___ Data section

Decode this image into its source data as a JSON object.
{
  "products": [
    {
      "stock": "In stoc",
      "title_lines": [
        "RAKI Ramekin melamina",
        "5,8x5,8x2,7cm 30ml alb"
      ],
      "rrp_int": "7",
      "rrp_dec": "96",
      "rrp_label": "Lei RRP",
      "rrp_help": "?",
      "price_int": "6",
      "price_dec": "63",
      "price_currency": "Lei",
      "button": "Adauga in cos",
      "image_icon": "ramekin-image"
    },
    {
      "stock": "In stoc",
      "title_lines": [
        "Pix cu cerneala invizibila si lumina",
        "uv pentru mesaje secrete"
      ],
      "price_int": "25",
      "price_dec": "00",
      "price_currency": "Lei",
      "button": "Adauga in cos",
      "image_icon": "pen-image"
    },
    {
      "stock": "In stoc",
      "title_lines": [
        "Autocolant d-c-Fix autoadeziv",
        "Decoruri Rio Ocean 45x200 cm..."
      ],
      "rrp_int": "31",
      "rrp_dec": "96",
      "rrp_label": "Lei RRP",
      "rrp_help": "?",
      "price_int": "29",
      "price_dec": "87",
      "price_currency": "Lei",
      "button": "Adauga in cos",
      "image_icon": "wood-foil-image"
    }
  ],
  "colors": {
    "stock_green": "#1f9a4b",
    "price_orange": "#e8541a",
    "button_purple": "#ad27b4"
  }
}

______

▸ **Short problem**
Each record must be returned exactly as it is written.

▸ **Result of the exercise**
Decode this image into its source data as a JSON object.
{
  "products": [
    {
      "stock": "In stoc",
      "title_lines": [
        "RAKI Ramekin melamina",
        "5,8x5,8x2,7cm 30ml alb"
      ],
      "rrp_int": "7",
      "rrp_dec": "96",
      "rrp_label": "Lei RRP",
      "rrp_help": "?",
      "price_int": "6",
      "price_dec": "63",
      "price_currency": "Lei",
      "button": "Adauga in cos",
      "image_icon": "ramekin-image"
    },
    {
      "stock": "In stoc",
      "title_lines": [
        "Pix cu cerneala invizibila si lumina",
        "uv pentru mesaje secrete"
      ],
      "price_int": "25",
      "price_dec": "00",
      "price_currency": "Lei",
      "button": "Adauga in cos",
      "image_icon": "pen-image"
    },
    {
      "stock": "In stoc",
      "title_lines": [
        "Autocolant d-c-Fix autoadeziv",
        "Decoruri Rio Ocean 45x200 cm..."
      ],
      "rrp_int": "31",
      "rrp_dec": "96",
      "rrp_label": "Lei RRP",
      "rrp_help": "?",
      "price_int": "29",
      "price_dec": "87",
      "price_currency": "Lei",
      "button": "Adauga in cos",
      "image_icon": "wood-foil-image"
    }
  ],
  "colors": {
    "stock_green": "#1f9a4b",
    "price_orange": "#e8541a",
    "button_purple": "#ad27b4"
  }
}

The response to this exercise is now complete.